■ **REQUIRED TASK A**: Copy the listing verbatim, from its first line through the line containing "- camera-screw-bottom: [101, 880, 115, 894]", with both of those lines included.

■ **DOCUMENT EXTRACT**:

· · · · ·

ICONS in Herstory includes 102 pages of inspirational Black women like Angela Davis, Issa Rae, Aretha Franklin, Celia Cruz, and more.
Credit: Monica Ahanonu, Darian Harvin, McKayla Chandler

CONNECTICUT, USA — Black women are widely considered the inspiration of today’s American culture. Black ICONS in Herstory does not leave Black influential women unrecognized but rather highlights women that have defied societal norms and followed their own path.  

Black ICONS in Herstory is an iteration of ICONS: 50 heroines who shaped contemporary culture. A biographical book admiring politicians, singers, and artists celebrating women’s strengths.

ICONS in Herstory includes 102 pages of inspirational Black women like Angela Davis, Issa Rae, Aretha Franklin, Celia Cruz, and more.  

Beauty Journalist Darian Harvin wrote Black ICONS alongside illustrator Monica Ahanonu. She said when Ahanonu approached her for writing the book, Harvin knew it was something she wanted to be a part of.

Choosing the ICONS was a collaborative process for them where they included ICONS from the previous book and looked at a new way to tell their stories.

Harvin said she wanted to make sure all women from different backgrounds were being represented. Part of her research consisted of listing ICONS, doing research in areas she was not so familiar with, and speaking to friends in their cultures whom they considered ICONS.  

“Going with the intentionality of wanting to show different spectrums of success and different spectrums of ICONS, not feeling like there is one type of woman,” she said. “I wanted women who really just expressed who they were.”

· · · · ·

■ **DATA SHOWN**:
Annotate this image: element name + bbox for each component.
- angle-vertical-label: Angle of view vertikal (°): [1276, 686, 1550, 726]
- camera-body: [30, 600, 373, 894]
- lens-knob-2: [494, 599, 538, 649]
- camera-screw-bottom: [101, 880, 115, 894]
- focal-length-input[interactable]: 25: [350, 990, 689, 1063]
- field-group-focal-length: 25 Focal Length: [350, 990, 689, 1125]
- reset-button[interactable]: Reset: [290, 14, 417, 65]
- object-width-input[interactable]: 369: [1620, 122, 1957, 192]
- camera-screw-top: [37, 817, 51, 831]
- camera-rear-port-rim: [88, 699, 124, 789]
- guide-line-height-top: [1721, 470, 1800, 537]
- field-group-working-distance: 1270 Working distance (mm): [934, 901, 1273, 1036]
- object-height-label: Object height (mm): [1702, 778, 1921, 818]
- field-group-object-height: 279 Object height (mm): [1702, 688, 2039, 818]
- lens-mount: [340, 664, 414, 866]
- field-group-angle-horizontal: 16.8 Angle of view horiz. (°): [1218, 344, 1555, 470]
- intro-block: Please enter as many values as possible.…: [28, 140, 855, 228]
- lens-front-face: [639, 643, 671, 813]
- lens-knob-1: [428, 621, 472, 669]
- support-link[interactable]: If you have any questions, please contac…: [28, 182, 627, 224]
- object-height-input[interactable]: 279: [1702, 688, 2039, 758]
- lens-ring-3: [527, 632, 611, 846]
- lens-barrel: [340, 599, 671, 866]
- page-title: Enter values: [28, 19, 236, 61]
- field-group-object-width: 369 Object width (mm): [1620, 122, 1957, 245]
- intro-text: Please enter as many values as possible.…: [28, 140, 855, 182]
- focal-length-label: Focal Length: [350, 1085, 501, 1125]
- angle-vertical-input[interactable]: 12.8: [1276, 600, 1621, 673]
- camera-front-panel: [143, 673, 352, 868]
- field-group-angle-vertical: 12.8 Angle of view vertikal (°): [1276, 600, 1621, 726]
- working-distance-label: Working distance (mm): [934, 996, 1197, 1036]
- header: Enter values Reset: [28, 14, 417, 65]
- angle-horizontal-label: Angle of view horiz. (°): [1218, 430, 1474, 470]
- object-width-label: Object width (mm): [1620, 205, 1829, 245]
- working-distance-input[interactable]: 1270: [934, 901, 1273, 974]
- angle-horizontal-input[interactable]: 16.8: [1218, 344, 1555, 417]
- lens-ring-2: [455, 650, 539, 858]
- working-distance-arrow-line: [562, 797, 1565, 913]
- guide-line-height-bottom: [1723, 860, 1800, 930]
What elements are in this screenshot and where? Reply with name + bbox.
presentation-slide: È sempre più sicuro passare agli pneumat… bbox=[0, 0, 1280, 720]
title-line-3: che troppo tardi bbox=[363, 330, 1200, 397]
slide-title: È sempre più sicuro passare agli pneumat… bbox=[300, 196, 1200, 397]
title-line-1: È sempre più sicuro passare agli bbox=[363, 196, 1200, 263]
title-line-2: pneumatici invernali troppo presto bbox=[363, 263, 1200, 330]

· · · · ·

■ **REQUIRED TASK B**: According to the article above about Black ICONS in Herstory, who illustrated the book?

■ **EXERCISE ANSWER A**:
Annotate this image: element name + bbox for each component.
- angle-vertical-label: Angle of view vertikal (°): [1276, 686, 1550, 726]
- camera-body: [30, 600, 373, 894]
- lens-knob-2: [494, 599, 538, 649]
- camera-screw-bottom: [101, 880, 115, 894]

■ **EXERCISE ANSWER B**: Monica Ahanonu illustrated the book.